* DIRECTION:
Return, word for word, only the lines from the one containing "Transcribe the text in this document." through the last line of the entries.

[EXERCISE MATERIALS start]

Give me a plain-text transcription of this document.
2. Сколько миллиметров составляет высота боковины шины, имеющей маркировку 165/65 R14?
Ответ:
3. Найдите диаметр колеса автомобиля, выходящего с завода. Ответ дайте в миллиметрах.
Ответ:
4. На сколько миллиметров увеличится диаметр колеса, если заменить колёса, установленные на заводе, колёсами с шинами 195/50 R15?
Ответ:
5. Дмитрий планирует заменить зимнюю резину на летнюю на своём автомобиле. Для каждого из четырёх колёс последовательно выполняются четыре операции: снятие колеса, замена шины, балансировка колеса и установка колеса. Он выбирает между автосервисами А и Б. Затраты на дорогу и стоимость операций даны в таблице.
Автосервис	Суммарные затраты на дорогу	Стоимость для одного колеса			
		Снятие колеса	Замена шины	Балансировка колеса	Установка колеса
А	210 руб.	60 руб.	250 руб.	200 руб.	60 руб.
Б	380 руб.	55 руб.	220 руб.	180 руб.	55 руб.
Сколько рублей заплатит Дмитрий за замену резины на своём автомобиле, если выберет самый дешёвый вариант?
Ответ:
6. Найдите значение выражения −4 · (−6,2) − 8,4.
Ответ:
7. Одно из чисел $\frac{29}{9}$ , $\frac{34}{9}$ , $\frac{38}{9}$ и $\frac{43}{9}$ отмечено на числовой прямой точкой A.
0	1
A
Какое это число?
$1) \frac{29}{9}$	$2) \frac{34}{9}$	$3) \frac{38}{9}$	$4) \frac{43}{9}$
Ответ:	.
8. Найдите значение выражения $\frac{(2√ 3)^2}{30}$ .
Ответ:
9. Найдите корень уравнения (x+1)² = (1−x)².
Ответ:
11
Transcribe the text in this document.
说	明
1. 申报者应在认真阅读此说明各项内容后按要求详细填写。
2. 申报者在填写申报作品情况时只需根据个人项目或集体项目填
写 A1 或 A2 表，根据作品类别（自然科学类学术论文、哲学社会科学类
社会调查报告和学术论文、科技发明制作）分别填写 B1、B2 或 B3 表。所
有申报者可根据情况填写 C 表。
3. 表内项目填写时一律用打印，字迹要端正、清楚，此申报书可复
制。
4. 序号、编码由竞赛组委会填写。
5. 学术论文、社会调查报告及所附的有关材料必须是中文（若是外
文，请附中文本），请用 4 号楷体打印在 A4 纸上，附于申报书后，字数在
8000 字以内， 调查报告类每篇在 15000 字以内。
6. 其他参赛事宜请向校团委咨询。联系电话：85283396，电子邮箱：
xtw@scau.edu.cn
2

[EXERCISE MATERIALS end]

* SOLUTION FOR THIS EXERCISE:
Transcribe the text in this document.
说	明
1. 申报者应在认真阅读此说明各项内容后按要求详细填写。
2. 申报者在填写申报作品情况时只需根据个人项目或集体项目填
写 A1 或 A2 表，根据作品类别（自然科学类学术论文、哲学社会科学类
社会调查报告和学术论文、科技发明制作）分别填写 B1、B2 或 B3 表。所
有申报者可根据情况填写 C 表。
3. 表内项目填写时一律用打印，字迹要端正、清楚，此申报书可复
制。
4. 序号、编码由竞赛组委会填写。
5. 学术论文、社会调查报告及所附的有关材料必须是中文（若是外
文，请附中文本），请用 4 号楷体打印在 A4 纸上，附于申报书后，字数在
8000 字以内， 调查报告类每篇在 15000 字以内。
6. 其他参赛事宜请向校团委咨询。联系电话：85283396，电子邮箱：
xtw@scau.edu.cn
2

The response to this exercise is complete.